_WHAT IS EXPECTED_: Please copy out the listing below again, substituting "Follow Page" for every "Like Page" and keeping everything else unchanged.

=-=-=-=-=

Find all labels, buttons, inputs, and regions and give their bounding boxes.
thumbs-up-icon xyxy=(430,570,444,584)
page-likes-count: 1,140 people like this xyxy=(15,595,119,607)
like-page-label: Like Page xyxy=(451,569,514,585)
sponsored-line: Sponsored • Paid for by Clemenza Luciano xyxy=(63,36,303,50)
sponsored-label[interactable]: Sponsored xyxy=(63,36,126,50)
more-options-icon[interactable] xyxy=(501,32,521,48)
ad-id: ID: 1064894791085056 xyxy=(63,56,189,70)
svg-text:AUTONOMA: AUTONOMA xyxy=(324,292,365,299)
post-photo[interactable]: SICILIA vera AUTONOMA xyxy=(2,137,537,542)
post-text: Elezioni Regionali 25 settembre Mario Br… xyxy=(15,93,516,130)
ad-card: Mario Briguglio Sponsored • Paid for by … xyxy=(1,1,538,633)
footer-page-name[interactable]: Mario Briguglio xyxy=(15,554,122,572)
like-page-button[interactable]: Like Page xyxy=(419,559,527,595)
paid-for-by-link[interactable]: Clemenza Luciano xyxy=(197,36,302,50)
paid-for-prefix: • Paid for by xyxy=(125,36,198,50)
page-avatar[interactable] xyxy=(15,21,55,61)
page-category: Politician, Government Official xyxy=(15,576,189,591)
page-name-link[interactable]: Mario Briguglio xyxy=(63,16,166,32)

=-=-=-=-=

_ANSWER FOR THE TASK_:
Find all labels, buttons, inputs, and regions and give their bounding boxes.
thumbs-up-icon xyxy=(430,570,444,584)
page-likes-count: 1,140 people like this xyxy=(15,595,119,607)
like-page-label: Follow Page xyxy=(451,569,514,585)
sponsored-line: Sponsored • Paid for by Clemenza Luciano xyxy=(63,36,303,50)
sponsored-label[interactable]: Sponsored xyxy=(63,36,126,50)
more-options-icon[interactable] xyxy=(501,32,521,48)
ad-id: ID: 1064894791085056 xyxy=(63,56,189,70)
svg-text:AUTONOMA: AUTONOMA xyxy=(324,292,365,299)
post-photo[interactable]: SICILIA vera AUTONOMA xyxy=(2,137,537,542)
post-text: Elezioni Regionali 25 settembre Mario Br… xyxy=(15,93,516,130)
ad-card: Mario Briguglio Sponsored • Paid for by … xyxy=(1,1,538,633)
footer-page-name[interactable]: Mario Briguglio xyxy=(15,554,122,572)
like-page-button[interactable]: Follow Page xyxy=(419,559,527,595)
paid-for-by-link[interactable]: Clemenza Luciano xyxy=(197,36,302,50)
paid-for-prefix: • Paid for by xyxy=(125,36,198,50)
page-avatar[interactable] xyxy=(15,21,55,61)
page-category: Politician, Government Official xyxy=(15,576,189,591)
page-name-link[interactable]: Mario Briguglio xyxy=(63,16,166,32)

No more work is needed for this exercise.